### [Source extract]
######

It is hard for many younger people to understand what all the fuss was about. Few people would claim (at least, few educated people would claim publicly) either that women are inherently inferior athletes or that athletic prowess is any kind of marker of competence in other spheres.

My husband and son are captivated by women's tennis because, as they explain, women's generally smaller size forces them to develop more subtle moves that are fascinating to watch.

And who cares anyway? People who have grown up post ADA and the tremendous achievements of Stephen Hawking and many other people with disabilities have a hard time taking seriously the concept that the strength and coordination necessary to winning a game are also prerequisites for other types of achievement.

Back then, though, it was different. Title IX wasn't even a distant dream for my athletically gifted friends. Girls who were good at sports were encouraged to become gym teachers. Girls who were good at science were pointed toward nursing. Etc. And we weren't that far away, temporally speaking, from FDR's energetic efforts to hide his disability lest anyone think him weak or inadequate.

######

### [Problems to solve]
(a) In the passage on women and sports, what were girls who were good at science pointed toward?
(b) Tally the lines in the entries that contain the string "dropdown", and reply with only that number.
The passage on women and sports and the entries that follow it are unrelated material.

######

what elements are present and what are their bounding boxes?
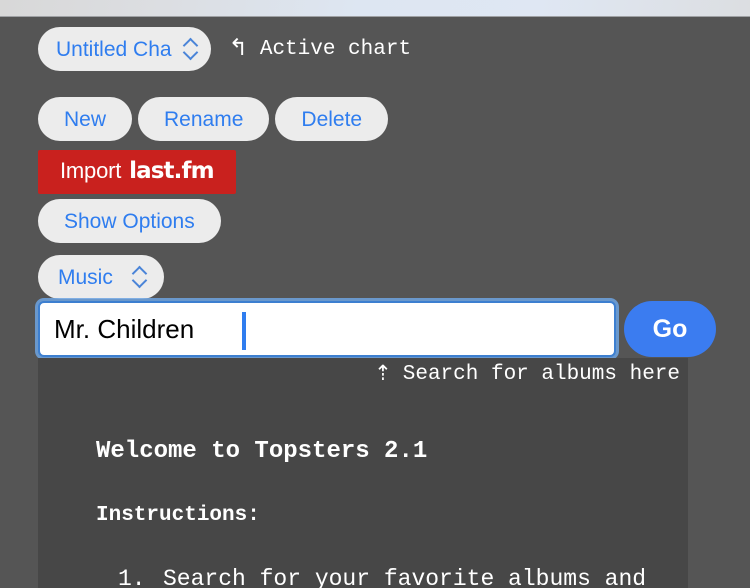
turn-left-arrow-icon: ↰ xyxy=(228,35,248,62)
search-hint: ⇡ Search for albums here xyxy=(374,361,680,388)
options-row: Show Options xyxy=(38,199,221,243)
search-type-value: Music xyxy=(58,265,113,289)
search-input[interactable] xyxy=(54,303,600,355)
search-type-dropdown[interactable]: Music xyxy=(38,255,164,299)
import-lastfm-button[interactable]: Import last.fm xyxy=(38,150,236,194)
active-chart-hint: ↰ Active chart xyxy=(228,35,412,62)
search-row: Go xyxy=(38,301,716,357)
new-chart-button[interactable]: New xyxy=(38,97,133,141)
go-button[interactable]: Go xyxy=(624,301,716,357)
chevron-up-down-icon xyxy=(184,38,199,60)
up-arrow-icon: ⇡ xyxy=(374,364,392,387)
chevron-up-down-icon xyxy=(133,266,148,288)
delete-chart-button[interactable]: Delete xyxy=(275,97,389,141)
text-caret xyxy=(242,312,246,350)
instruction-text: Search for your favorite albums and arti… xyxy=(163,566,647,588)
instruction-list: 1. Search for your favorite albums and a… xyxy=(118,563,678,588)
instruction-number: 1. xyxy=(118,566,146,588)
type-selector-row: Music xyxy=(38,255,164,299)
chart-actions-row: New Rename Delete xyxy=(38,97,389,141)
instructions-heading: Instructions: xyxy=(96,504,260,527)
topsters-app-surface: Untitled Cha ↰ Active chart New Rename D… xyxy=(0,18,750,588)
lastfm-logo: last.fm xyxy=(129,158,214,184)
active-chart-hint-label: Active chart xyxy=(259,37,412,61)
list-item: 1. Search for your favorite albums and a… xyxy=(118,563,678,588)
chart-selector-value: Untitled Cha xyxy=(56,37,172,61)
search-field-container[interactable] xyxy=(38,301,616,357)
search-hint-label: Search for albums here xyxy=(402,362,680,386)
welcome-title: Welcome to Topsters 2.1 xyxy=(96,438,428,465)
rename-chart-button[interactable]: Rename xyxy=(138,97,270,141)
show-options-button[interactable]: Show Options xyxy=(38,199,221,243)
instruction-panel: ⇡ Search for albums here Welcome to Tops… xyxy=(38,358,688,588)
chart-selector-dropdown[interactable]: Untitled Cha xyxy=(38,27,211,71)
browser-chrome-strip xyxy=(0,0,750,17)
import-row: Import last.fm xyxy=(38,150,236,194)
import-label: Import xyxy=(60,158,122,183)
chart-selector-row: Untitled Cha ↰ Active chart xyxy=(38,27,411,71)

######

### [Worked solutions]
(a) Nursing.

(b) 2